→ **AIM OF THE EXERCISE**
Print the listing as it stands, omitting all images.

→ **INFORMATION SHOWN**
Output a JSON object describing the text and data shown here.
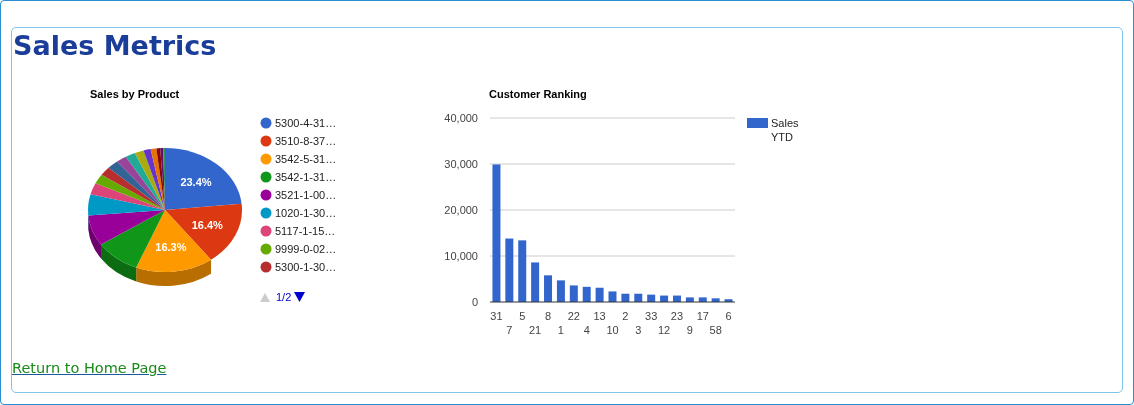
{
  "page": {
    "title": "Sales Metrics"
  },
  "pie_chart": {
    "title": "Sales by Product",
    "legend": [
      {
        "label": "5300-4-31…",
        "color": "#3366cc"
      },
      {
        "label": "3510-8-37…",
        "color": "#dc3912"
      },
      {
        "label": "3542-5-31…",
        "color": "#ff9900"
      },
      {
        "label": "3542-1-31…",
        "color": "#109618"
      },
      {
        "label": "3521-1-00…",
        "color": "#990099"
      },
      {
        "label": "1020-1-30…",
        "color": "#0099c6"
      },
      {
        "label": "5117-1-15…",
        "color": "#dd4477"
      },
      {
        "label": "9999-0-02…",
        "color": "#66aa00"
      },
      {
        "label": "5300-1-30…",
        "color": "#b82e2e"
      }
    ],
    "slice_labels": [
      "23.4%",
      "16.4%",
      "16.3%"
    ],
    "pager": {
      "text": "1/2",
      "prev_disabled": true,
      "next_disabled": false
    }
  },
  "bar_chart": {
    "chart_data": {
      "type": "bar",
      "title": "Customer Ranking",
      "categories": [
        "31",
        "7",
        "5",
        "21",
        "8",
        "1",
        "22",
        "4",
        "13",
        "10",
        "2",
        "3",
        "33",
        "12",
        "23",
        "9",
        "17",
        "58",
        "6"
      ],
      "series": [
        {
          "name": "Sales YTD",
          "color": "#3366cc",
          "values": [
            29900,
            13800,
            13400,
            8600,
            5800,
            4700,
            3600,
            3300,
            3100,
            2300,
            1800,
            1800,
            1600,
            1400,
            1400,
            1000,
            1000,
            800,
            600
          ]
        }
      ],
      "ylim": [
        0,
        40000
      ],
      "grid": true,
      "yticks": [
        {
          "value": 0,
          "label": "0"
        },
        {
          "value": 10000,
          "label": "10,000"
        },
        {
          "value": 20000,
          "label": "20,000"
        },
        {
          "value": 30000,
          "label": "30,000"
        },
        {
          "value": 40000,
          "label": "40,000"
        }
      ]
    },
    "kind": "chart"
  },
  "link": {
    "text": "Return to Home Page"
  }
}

→ **COMPLETE ANSWER**
Output a JSON object describing the text and data shown here.
{
  "page": {
    "title": "Sales Metrics"
  },
  "pie_chart": {
    "title": "Sales by Product",
    "legend": [
      {
        "label": "5300-4-31…",
        "color": "#3366cc"
      },
      {
        "label": "3510-8-37…",
        "color": "#dc3912"
      },
      {
        "label": "3542-5-31…",
        "color": "#ff9900"
      },
      {
        "label": "3542-1-31…",
        "color": "#109618"
      },
      {
        "label": "3521-1-00…",
        "color": "#990099"
      },
      {
        "label": "1020-1-30…",
        "color": "#0099c6"
      },
      {
        "label": "5117-1-15…",
        "color": "#dd4477"
      },
      {
        "label": "9999-0-02…",
        "color": "#66aa00"
      },
      {
        "label": "5300-1-30…",
        "color": "#b82e2e"
      }
    ],
    "slice_labels": [
      "23.4%",
      "16.4%",
      "16.3%"
    ],
    "pager": {
      "text": "1/2",
      "prev_disabled": true,
      "next_disabled": false
    }
  },
  "bar_chart": {
    "chart_data": {
      "type": "bar",
      "title": "Customer Ranking",
      "categories": [
        "31",
        "7",
        "5",
        "21",
        "8",
        "1",
        "22",
        "4",
        "13",
        "10",
        "2",
        "3",
        "33",
        "12",
        "23",
        "9",
        "17",
        "58",
        "6"
      ],
      "series": [
        {
          "name": "Sales YTD",
          "color": "#3366cc",
          "values": [
            29900,
            13800,
            13400,
            8600,
            5800,
            4700,
            3600,
            3300,
            3100,
            2300,
            1800,
            1800,
            1600,
            1400,
            1400,
            1000,
            1000,
            800,
            600
          ]
        }
      ],
      "ylim": [
        0,
        40000
      ],
      "grid": true,
      "yticks": [
        {
          "value": 0,
          "label": "0"
        },
        {
          "value": 10000,
          "label": "10,000"
        },
        {
          "value": 20000,
          "label": "20,000"
        },
        {
          "value": 30000,
          "label": "30,000"
        },
        {
          "value": 40000,
          "label": "40,000"
        }
      ]
    },
    "kind": "chart"
  },
  "link": {
    "text": "Return to Home Page"
  }
}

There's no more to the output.